From the listing that follows, output everything exactly except the pictures.

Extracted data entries
- - - - -
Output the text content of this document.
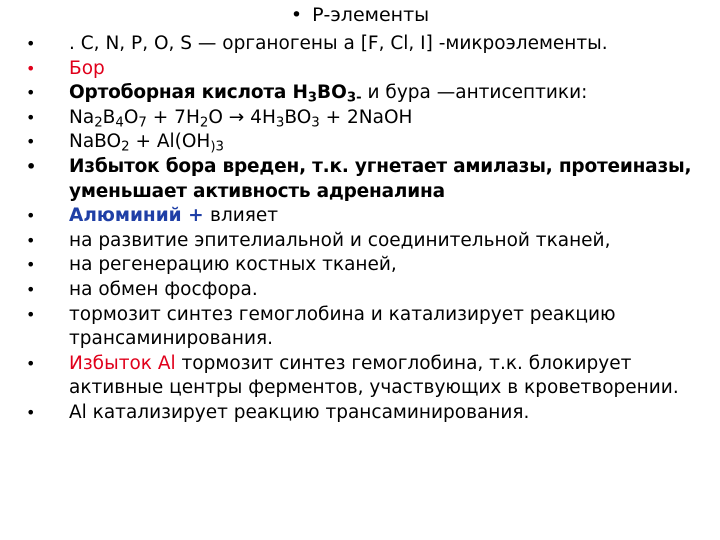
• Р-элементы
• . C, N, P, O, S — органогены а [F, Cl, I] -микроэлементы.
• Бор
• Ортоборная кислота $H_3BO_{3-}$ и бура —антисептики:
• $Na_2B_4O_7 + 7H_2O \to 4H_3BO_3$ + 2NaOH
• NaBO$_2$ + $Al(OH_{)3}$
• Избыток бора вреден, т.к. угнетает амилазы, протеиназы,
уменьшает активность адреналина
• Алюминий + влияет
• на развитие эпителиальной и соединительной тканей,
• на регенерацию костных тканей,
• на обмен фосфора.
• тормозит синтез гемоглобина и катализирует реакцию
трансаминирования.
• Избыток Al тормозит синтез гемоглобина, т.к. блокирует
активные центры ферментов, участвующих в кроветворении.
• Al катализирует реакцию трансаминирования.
- - - - -
**SOLUTION FOR THIS PROBLEM:**
Output the text content of this document.
• Р-элементы
• . C, N, P, O, S — органогены а [F, Cl, I] -микроэлементы.
• Бор
• Ортоборная кислота $H_3BO_{3-}$ и бура —антисептики:
• $Na_2B_4O_7 + 7H_2O \to 4H_3BO_3$ + 2NaOH
• NaBO$_2$ + $Al(OH_{)3}$
• Избыток бора вреден, т.к. угнетает амилазы, протеиназы,
уменьшает активность адреналина
• Алюминий + влияет
• на развитие эпителиальной и соединительной тканей,
• на регенерацию костных тканей,
• на обмен фосфора.
• тормозит синтез гемоглобина и катализирует реакцию
трансаминирования.
• Избыток Al тормозит синтез гемоглобина, т.к. блокирует
активные центры ферментов, участвующих в кроветворении.
• Al катализирует реакцию трансаминирования.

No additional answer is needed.